[BEGIN Records to use]
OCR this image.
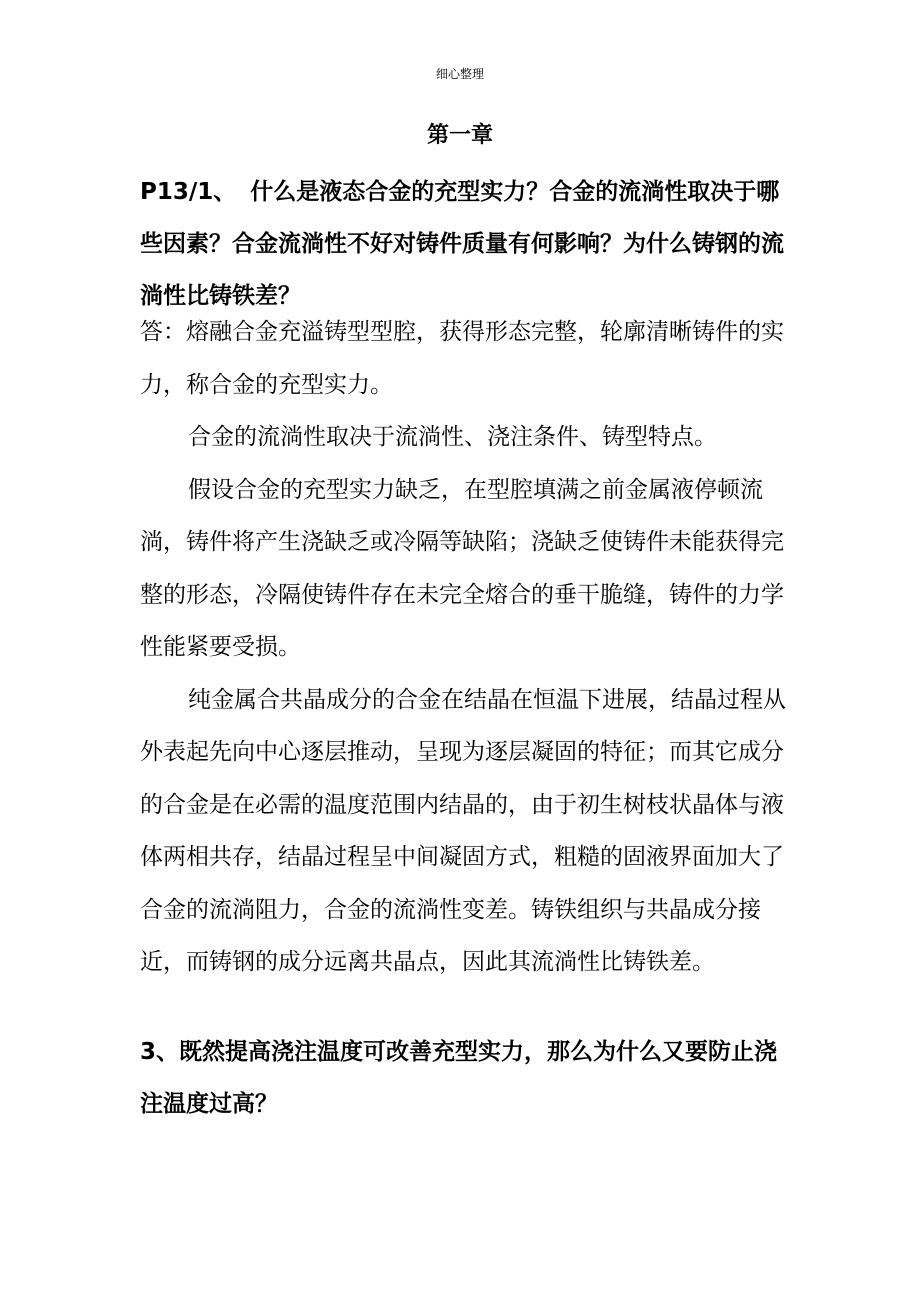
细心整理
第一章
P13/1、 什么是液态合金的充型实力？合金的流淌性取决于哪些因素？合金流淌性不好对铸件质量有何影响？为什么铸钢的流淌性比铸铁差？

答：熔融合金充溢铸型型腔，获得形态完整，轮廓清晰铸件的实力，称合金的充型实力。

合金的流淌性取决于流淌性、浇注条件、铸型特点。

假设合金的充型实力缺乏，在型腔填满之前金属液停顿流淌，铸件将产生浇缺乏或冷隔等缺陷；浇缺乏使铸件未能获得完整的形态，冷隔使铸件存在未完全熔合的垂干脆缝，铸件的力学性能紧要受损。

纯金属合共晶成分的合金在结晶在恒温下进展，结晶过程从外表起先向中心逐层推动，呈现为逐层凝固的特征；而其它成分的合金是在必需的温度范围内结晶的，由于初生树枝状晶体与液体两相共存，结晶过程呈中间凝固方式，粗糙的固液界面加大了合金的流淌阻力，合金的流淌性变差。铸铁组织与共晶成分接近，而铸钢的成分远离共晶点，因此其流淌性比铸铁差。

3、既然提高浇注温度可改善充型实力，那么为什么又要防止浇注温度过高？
[END Records to use]
[BEGIN Records to use]
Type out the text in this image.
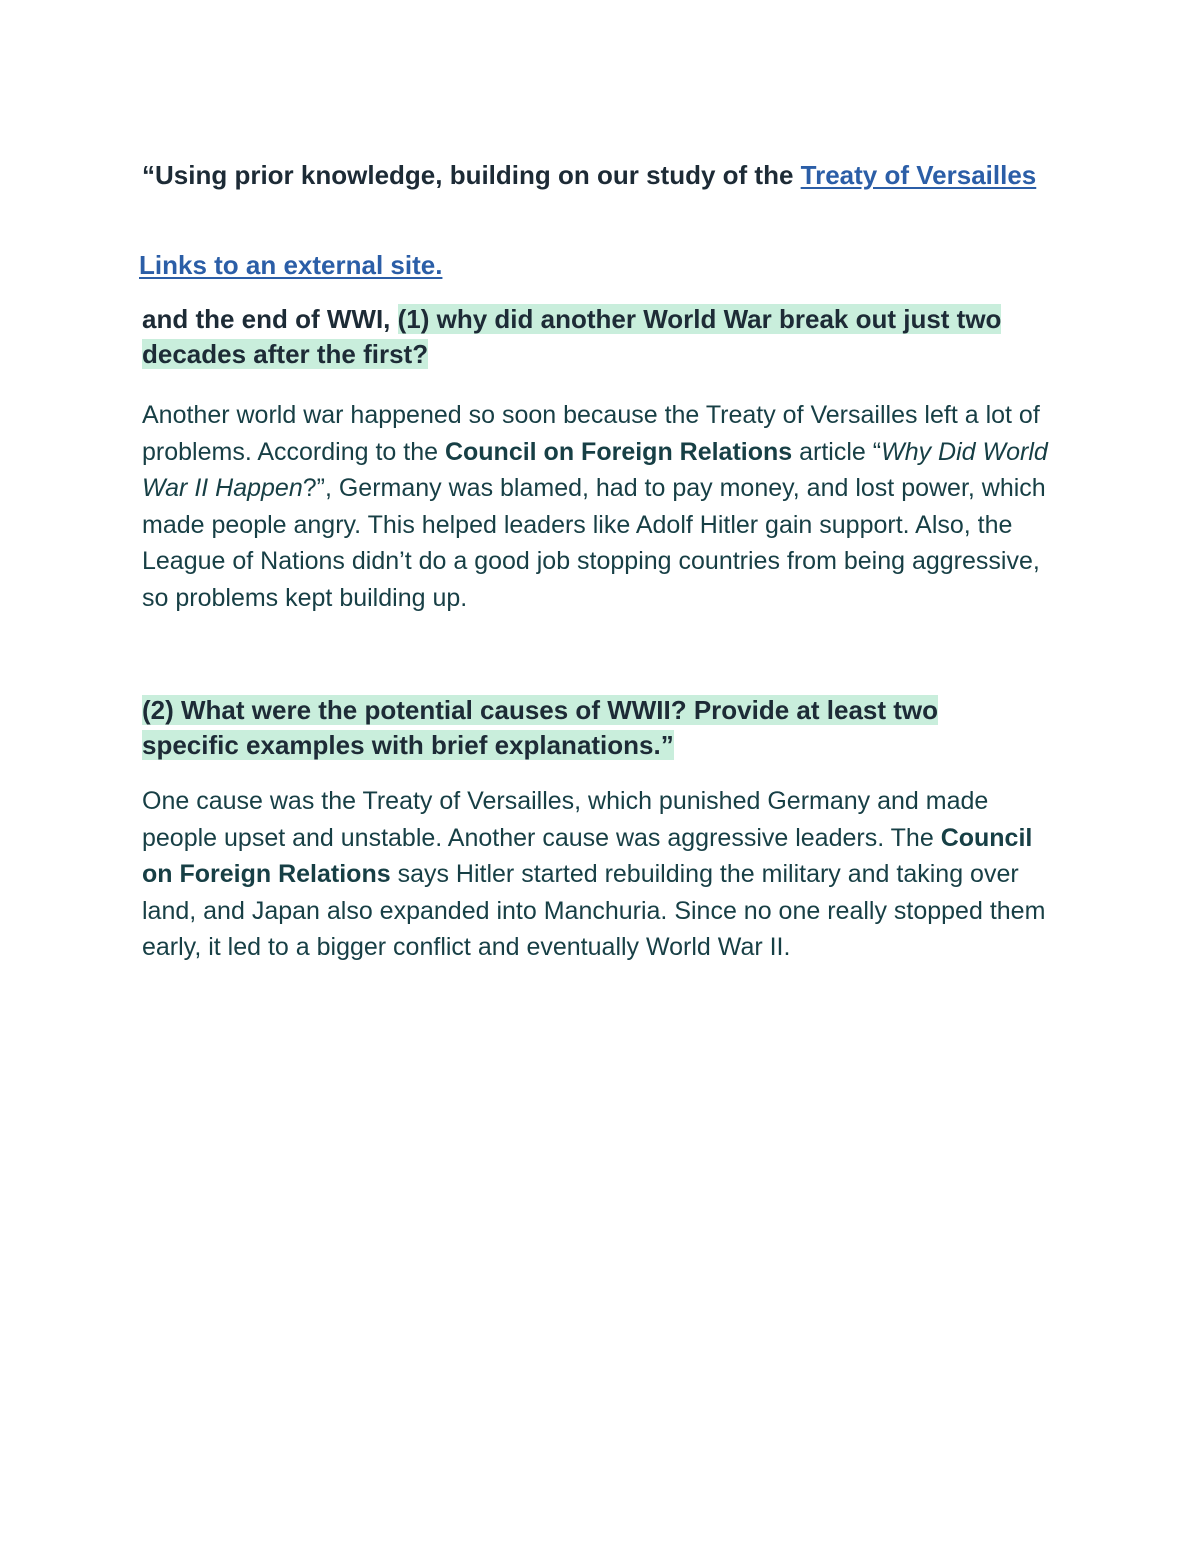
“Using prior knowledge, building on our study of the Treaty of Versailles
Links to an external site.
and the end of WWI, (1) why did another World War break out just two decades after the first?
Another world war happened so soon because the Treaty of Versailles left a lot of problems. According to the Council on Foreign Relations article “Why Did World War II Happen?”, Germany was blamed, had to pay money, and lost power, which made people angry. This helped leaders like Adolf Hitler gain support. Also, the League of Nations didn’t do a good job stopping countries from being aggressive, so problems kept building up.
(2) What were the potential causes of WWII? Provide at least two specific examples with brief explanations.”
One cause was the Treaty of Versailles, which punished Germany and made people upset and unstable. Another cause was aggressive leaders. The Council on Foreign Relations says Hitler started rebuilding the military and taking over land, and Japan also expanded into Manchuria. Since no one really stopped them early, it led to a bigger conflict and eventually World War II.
[END Records to use]
## The task
Filter the records above for "Foreign" and copy every matching line.

## Solution for this exercise
Another world war happened so soon because the Treaty of Versailles left a lot of problems. According to the Council on Foreign Relations article “Why Did World War II Happen?”, Germany was blamed, had to pay money, and lost power, which made people angry. This helped leaders like Adolf Hitler gain support. Also, the League of Nations didn’t do a good job stopping countries from being aggressive, so problems kept building up.
One cause was the Treaty of Versailles, which punished Germany and made people upset and unstable. Another cause was aggressive leaders. The Council on Foreign Relations says Hitler started rebuilding the military and taking over land, and Japan also expanded into Manchuria. Since no one really stopped them early, it led to a bigger conflict and eventually World War II.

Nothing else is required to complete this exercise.